**WORKING DATA**.
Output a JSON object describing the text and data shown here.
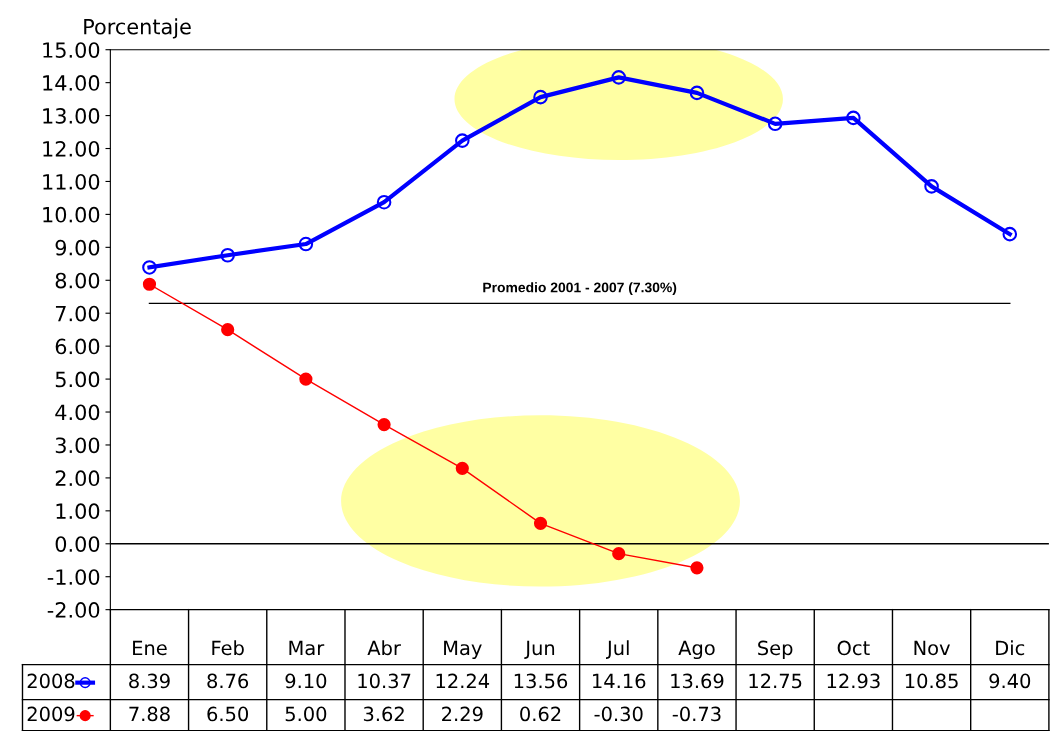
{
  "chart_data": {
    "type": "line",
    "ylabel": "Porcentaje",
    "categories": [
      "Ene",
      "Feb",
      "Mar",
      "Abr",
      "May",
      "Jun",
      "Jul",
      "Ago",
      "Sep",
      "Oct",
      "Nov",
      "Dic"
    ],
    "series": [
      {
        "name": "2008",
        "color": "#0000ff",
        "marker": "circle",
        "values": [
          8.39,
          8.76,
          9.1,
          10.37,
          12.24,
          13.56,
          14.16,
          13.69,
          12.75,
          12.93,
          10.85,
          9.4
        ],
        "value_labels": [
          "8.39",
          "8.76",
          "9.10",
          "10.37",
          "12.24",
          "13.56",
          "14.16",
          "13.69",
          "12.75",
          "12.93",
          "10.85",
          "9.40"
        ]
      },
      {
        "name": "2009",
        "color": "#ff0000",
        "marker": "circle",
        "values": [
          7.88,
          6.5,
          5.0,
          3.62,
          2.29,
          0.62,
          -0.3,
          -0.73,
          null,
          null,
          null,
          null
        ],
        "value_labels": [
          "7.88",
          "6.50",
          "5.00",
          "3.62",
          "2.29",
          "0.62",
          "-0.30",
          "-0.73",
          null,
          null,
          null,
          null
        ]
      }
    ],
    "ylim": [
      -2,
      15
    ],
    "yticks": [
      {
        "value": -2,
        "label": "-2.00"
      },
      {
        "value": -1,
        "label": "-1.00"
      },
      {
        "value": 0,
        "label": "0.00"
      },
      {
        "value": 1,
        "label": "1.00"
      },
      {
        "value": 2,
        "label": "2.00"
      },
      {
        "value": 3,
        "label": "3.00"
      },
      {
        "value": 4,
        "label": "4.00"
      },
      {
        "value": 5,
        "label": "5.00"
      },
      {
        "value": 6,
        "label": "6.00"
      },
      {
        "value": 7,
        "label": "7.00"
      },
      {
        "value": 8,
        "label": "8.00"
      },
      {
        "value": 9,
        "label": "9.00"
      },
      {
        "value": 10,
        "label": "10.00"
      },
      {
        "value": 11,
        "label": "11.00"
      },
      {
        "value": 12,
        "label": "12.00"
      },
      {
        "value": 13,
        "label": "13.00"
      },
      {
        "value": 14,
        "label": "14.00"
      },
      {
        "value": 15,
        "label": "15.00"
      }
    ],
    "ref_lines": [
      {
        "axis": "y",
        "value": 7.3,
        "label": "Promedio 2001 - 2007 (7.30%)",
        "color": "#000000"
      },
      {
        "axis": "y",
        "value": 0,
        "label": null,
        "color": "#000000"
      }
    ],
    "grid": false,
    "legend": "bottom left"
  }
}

...

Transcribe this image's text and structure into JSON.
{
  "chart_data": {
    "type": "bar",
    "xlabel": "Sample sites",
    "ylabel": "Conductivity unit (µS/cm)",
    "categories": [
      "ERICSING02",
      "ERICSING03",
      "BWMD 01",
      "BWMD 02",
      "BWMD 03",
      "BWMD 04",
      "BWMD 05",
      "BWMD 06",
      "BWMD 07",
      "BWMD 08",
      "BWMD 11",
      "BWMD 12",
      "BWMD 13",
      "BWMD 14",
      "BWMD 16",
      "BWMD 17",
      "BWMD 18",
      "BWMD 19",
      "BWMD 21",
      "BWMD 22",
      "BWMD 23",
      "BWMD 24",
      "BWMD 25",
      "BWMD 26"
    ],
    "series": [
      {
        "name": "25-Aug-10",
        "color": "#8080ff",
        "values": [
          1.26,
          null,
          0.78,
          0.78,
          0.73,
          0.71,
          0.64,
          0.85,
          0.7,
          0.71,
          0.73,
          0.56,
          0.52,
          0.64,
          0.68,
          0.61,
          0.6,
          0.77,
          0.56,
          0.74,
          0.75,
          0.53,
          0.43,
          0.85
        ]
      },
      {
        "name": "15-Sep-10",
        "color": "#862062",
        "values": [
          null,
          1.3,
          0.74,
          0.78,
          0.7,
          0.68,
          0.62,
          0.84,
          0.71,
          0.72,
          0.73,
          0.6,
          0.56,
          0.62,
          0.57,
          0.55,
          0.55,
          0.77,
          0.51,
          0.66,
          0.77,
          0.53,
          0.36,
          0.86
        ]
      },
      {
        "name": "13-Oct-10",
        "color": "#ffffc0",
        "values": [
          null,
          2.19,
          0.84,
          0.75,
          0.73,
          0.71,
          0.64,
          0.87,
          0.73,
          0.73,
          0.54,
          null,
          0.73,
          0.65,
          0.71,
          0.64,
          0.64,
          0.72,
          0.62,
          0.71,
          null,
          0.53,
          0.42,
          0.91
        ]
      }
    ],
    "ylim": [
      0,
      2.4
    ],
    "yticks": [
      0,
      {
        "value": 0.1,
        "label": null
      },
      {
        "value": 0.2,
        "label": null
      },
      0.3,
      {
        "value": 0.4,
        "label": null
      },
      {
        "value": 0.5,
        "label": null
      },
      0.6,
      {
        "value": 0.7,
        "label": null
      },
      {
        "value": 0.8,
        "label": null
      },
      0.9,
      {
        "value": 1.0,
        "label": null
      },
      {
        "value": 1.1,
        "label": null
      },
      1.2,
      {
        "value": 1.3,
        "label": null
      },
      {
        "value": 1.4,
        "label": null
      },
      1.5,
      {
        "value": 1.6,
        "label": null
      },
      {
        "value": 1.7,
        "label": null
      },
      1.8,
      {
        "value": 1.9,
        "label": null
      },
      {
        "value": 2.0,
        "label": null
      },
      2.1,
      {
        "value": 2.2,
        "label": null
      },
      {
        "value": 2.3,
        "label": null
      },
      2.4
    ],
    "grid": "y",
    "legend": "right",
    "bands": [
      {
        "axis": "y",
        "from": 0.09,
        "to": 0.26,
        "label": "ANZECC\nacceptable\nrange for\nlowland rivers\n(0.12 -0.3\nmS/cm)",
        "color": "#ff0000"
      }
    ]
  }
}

**TASK TO COMPLETE**. Return only the number of lines in the data that contain "name".

**THE COMPLETED TASK**. 5